**PROBLEMS TO SOLVE**
a. In the HDF5.jl post on nested dictionaries below, what kind of dictionary do the current read functions deliver?
b. Resume the HDF5.jl post on nested dictionaries below from its final sentence onward.

** START OF EXCERPTED TEXT **

HDF5.jl
HDF5.jl copied to clipboard
Nested Dictionaries
My mental model of HDF5s is as a folder structure, where related data is grouped together, and buried in a nested / hierarchical format. Currently the read functions deliver a flat dictionary, and the hierarchy is held in strings as opposed to structure. The alternative which matches my mental model is to read an HDF5 in as a nested dictionary, where the value of a key is a datatype if the key refers to a datatype, and the value is a dictionary if the key refers to a group.
So for an HDF5 like:
📂 h5file
├─ 🔢 B
└─ 📂 groupA
├─ 🔢 A1
└─ 🔢 A2
The current read generates:
Dict(
"B" => Bval
"groupA/A1" => A1val
"groupA/A2" => A2val
)
And I'd prefer an option to read_nested as:
Dict(
"B" => Bval
"groupA" => Dict(
"A1" => A1val
"A2" => A2val
)
)
I've written this code locally (plus corresponding write_nested. Would it be reasonable to include it here?

** END OF EXCERPTED TEXT **
** START OF MATERIAL **

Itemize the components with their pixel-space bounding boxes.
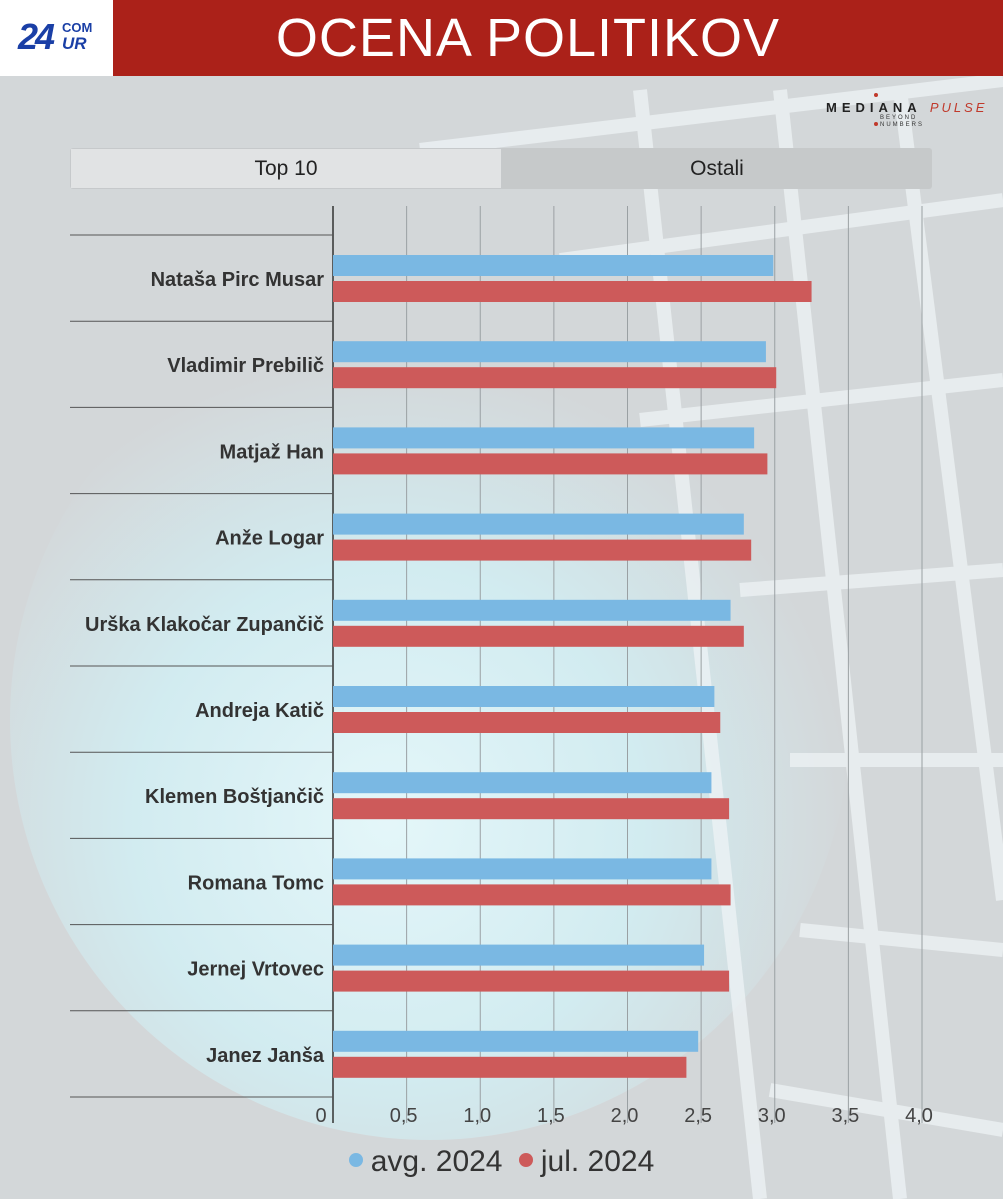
brand-suffix: PULSE [929,100,988,115]
category-label: Klemen Boštjančič [145,786,324,808]
category-label: Andreja Katič [195,700,324,722]
x-tick-label: 3,5 [831,1105,859,1127]
bar-jul-2024 [333,884,731,906]
bar-avg-2024 [333,772,712,794]
category-label: Matjaž Han [220,441,324,463]
bar-jul-2024 [333,539,752,561]
x-tick-label: 3,0 [758,1105,786,1127]
mediana-pulse-logo: MEDIANA PULSE BEYOND NUMBERS [826,93,996,129]
brand-tagline-1: BEYOND [880,115,918,121]
x-tick-label: 2,0 [611,1105,639,1127]
bar-jul-2024 [333,712,721,733]
legend-item-jul-2024[interactable]: jul. 2024 [518,1145,655,1179]
bar-avg-2024 [333,255,774,276]
category-label: Anže Logar [215,528,324,550]
legend-dot-blue-icon [348,1153,363,1168]
site-logo[interactable]: 24 COM UR [0,0,113,76]
bar-avg-2024 [333,1030,699,1052]
category-label: Urška Klakočar Zupančič [85,614,324,636]
bar-avg-2024 [333,858,712,880]
bar-jul-2024 [333,970,730,992]
x-tick-label: 4,0 [905,1105,933,1127]
page-title: OCENA POLITIKOV [275,8,781,68]
tab-top-10[interactable]: Top 10 [70,148,502,189]
bar-avg-2024 [333,944,705,966]
category-label: Jernej Vrtovec [187,959,324,981]
header-bar: 24 COM UR OCENA POLITIKOV [0,0,1003,76]
logo-number: 24 [18,16,55,57]
bar-jul-2024 [333,367,777,389]
bar-avg-2024 [333,341,766,363]
category-label: Romana Tomc [188,872,324,894]
x-tick-label: 2,5 [684,1105,712,1127]
x-tick-label: 0,5 [390,1105,418,1127]
chart-legend: avg. 2024 jul. 2024 [0,1145,1003,1179]
logo-bottom-text: UR [62,34,87,53]
bar-avg-2024 [333,686,715,707]
brand-tagline-2: NUMBERS [880,122,925,128]
bar-jul-2024 [333,798,730,820]
bar-jul-2024 [333,453,768,475]
bar-jul-2024 [333,1056,687,1078]
x-tick-label: 1,5 [537,1105,565,1127]
x-tick-label: 1,0 [463,1105,491,1127]
brand-dot-icon [874,122,878,126]
x-tick-label: 0 [315,1105,326,1127]
legend-label: avg. 2024 [370,1145,503,1178]
tab-bar: Top 10 Ostali [70,148,932,189]
brand-name: MEDIANA [826,100,922,115]
bar-jul-2024 [333,625,744,647]
tab-ostali[interactable]: Ostali [502,148,932,189]
bar-avg-2024 [333,427,755,449]
legend-label: jul. 2024 [540,1145,655,1178]
bar-avg-2024 [333,599,731,621]
legend-item-avg-2024[interactable]: avg. 2024 [348,1145,503,1179]
logo-top-text: COM [62,20,93,35]
category-label: Vladimir Prebilič [167,355,324,377]
category-label: Nataša Pirc Musar [151,269,325,291]
bar-jul-2024 [333,281,812,302]
category-label: Janez Janša [206,1045,325,1067]
bar-avg-2024 [333,513,744,535]
brand-dot-icon [874,93,878,97]
legend-dot-red-icon [518,1153,533,1168]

** END OF MATERIAL **

**FINAL ANSWERS**
a. A flat dictionary, with the hierarchy held in strings rather than in structure.

b.
I have several questions:
- What is the function that you are using to "read" the file which creates the
Dict{String, Any}? It appears you might be usingFileIO.load. - Is there a reason we need to create new functions? An alternative would be to add keyword arguments to
FileIO.load. - Would the result also be a
Dict{String, Any}? Would you have options for anOrderedDictfrom OrderedCollections.jl or aDictionaryfrom Dictionaries.jl?
One of my reservations about this is that it seems to encourage the user to read the entire file at once, and I would tend to encourage the user to use lazy interfaces for this purpose.
The nested dictionary behavior that you describe seems closely resemble the current dictionary-like interface.
julia> h5f = h5open("test.h5")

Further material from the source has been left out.